▶ Problem: Go through the entries and count the lines with the string "backscattering" in them. Give only that number.

▶ A run of records:
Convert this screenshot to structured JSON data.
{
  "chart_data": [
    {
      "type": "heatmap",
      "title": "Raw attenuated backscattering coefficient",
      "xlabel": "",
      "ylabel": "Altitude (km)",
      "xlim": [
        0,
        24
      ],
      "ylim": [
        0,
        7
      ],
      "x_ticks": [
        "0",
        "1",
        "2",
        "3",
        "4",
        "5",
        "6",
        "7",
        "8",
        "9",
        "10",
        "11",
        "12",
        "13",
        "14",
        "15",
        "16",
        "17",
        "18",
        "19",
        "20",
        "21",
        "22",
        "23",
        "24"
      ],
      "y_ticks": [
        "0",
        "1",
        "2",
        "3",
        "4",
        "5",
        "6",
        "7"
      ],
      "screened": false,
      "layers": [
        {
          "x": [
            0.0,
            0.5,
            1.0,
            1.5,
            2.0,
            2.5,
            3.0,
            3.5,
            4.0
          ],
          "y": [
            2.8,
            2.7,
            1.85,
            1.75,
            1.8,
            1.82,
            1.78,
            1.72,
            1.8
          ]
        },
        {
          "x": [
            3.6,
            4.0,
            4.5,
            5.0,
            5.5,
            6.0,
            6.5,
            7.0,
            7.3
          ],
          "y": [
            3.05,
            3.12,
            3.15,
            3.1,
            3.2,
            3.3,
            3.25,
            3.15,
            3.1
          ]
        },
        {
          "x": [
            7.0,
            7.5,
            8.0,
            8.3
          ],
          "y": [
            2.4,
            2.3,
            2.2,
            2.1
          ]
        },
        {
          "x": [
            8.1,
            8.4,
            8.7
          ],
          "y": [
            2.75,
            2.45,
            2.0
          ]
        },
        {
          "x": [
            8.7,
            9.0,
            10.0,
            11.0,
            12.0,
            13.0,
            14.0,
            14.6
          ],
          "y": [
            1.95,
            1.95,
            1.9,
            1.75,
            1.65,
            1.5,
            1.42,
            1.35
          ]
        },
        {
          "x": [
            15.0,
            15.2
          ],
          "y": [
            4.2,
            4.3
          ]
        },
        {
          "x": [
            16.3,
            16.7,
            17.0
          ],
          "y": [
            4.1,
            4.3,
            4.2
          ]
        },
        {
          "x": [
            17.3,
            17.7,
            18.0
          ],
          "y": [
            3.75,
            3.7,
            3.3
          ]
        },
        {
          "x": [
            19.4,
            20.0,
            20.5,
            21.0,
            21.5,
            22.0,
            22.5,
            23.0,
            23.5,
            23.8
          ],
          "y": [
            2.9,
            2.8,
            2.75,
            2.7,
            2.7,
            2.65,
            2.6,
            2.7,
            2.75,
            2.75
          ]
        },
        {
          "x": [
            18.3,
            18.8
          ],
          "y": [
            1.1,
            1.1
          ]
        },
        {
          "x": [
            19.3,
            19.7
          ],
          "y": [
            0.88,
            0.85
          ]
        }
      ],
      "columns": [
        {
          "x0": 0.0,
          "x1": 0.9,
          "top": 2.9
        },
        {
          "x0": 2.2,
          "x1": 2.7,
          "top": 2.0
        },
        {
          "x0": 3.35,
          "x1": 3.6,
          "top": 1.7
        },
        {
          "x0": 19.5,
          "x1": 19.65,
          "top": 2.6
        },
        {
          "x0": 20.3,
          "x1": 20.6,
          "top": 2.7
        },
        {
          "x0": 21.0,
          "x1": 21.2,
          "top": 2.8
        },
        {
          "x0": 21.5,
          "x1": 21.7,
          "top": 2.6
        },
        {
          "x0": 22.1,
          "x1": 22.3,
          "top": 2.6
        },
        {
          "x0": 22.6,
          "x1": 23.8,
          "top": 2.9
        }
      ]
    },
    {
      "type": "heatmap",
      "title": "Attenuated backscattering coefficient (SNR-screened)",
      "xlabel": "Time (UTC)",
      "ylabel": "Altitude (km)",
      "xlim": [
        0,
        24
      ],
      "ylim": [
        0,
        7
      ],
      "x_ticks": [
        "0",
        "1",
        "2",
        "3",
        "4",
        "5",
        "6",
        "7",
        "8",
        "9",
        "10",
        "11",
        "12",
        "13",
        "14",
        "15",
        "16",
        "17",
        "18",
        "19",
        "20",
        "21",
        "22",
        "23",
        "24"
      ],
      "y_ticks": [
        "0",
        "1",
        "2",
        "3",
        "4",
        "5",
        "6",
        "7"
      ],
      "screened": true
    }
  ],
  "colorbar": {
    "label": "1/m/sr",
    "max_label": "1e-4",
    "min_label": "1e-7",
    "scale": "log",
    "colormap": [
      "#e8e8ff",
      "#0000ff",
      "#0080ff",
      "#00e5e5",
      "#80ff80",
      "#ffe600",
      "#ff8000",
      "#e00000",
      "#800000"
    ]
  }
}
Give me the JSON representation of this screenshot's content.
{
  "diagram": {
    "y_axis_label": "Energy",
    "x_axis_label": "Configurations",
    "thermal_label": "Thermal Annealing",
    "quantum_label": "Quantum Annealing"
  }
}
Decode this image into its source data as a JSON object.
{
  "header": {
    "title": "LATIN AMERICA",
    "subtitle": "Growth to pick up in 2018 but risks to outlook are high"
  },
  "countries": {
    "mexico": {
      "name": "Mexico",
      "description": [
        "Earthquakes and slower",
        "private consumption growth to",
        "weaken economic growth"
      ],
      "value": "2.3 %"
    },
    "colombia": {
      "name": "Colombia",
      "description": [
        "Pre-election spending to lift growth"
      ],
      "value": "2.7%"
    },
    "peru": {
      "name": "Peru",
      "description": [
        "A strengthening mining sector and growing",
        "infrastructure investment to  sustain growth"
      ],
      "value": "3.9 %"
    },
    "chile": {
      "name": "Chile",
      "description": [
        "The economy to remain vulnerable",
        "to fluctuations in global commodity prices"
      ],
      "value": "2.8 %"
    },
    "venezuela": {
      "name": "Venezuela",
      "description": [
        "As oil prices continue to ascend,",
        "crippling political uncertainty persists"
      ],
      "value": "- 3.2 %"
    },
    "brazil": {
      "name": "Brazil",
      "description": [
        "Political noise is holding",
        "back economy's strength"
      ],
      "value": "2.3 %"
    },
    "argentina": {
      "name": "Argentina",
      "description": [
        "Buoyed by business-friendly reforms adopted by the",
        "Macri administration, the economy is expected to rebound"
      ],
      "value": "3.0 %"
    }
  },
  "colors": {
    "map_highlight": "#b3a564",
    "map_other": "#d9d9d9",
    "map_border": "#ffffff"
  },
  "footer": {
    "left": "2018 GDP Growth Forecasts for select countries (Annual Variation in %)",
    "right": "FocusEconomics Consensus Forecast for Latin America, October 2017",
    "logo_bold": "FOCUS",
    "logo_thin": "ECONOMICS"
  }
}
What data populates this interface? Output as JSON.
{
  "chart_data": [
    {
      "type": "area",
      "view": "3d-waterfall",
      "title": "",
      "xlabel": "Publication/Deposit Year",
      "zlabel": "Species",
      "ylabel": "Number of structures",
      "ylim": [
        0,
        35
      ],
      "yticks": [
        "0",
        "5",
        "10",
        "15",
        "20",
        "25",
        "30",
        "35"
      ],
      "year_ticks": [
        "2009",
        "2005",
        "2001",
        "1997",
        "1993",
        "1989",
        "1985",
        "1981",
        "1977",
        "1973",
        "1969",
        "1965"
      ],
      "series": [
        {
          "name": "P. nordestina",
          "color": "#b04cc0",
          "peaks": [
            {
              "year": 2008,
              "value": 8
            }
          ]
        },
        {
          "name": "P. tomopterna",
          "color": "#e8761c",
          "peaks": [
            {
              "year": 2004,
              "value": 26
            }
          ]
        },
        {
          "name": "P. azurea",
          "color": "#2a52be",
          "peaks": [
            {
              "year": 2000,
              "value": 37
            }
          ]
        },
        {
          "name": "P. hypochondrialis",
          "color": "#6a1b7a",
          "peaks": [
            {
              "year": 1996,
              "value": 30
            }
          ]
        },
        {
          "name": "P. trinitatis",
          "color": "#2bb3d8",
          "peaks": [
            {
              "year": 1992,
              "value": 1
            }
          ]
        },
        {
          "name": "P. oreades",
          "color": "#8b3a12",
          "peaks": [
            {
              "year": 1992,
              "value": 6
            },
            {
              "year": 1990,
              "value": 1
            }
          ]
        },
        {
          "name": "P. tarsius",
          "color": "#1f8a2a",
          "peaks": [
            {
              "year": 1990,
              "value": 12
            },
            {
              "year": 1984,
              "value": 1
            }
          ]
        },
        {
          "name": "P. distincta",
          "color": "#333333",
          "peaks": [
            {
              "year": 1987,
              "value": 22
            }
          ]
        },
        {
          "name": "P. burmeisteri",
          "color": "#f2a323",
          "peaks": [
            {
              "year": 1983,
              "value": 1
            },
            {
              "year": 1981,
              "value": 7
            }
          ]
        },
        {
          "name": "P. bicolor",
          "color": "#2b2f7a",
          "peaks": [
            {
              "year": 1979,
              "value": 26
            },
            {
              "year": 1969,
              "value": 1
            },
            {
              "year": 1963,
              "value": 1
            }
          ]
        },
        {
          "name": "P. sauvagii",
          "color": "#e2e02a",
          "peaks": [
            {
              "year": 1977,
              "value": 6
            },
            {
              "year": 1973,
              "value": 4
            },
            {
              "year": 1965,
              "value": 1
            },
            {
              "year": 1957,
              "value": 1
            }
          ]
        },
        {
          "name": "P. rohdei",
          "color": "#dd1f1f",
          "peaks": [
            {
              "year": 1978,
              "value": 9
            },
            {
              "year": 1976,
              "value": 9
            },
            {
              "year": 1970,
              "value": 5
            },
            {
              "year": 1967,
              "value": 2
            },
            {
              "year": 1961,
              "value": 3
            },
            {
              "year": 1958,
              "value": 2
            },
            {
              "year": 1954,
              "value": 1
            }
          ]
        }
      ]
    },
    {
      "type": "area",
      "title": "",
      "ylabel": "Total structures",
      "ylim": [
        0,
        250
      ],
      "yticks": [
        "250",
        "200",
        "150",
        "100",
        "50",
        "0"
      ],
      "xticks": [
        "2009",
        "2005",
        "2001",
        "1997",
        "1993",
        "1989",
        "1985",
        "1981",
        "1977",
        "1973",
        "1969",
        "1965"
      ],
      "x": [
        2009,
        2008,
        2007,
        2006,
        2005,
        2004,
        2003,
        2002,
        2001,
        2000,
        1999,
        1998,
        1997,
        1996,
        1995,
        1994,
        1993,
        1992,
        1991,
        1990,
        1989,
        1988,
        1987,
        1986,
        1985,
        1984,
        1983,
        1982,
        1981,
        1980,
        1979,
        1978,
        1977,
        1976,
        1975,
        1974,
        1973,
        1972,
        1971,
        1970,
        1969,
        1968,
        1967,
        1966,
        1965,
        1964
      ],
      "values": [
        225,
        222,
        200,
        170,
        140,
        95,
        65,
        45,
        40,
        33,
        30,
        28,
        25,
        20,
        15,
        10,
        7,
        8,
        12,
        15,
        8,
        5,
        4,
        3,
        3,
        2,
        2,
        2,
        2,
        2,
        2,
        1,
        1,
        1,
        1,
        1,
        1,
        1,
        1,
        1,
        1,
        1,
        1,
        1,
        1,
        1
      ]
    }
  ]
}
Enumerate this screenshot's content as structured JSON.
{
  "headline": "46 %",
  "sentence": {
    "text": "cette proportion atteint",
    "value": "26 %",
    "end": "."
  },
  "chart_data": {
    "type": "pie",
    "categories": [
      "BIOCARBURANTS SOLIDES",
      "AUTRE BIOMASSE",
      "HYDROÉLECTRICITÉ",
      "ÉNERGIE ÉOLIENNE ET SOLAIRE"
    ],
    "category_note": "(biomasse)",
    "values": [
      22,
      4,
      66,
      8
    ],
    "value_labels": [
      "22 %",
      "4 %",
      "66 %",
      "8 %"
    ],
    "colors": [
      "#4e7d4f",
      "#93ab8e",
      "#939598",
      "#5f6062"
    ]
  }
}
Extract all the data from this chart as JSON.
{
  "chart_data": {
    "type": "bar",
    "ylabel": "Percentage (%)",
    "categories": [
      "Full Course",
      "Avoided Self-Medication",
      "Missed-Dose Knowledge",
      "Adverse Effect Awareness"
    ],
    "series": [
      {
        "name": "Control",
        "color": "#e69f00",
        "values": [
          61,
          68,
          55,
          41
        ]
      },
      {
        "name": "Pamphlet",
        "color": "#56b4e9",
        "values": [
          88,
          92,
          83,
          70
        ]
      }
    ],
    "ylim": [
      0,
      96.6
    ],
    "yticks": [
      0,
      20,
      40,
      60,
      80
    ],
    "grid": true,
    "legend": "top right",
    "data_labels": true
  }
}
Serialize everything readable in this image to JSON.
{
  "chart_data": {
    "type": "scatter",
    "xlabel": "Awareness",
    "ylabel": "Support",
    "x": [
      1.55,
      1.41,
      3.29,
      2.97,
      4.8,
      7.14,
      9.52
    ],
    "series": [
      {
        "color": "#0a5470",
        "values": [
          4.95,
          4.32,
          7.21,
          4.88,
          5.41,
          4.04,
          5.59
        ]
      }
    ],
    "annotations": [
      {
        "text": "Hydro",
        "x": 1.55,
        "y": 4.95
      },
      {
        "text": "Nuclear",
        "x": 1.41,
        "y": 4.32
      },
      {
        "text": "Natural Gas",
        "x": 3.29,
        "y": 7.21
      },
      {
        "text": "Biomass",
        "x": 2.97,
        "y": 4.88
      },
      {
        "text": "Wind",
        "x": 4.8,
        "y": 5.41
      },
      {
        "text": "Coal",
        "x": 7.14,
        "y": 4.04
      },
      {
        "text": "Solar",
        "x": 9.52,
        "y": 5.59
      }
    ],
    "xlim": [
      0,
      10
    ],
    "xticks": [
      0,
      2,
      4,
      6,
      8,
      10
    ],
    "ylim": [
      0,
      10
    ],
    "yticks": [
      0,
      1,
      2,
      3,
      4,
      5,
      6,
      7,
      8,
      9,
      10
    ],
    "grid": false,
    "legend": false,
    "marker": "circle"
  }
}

▶ Final answer: 2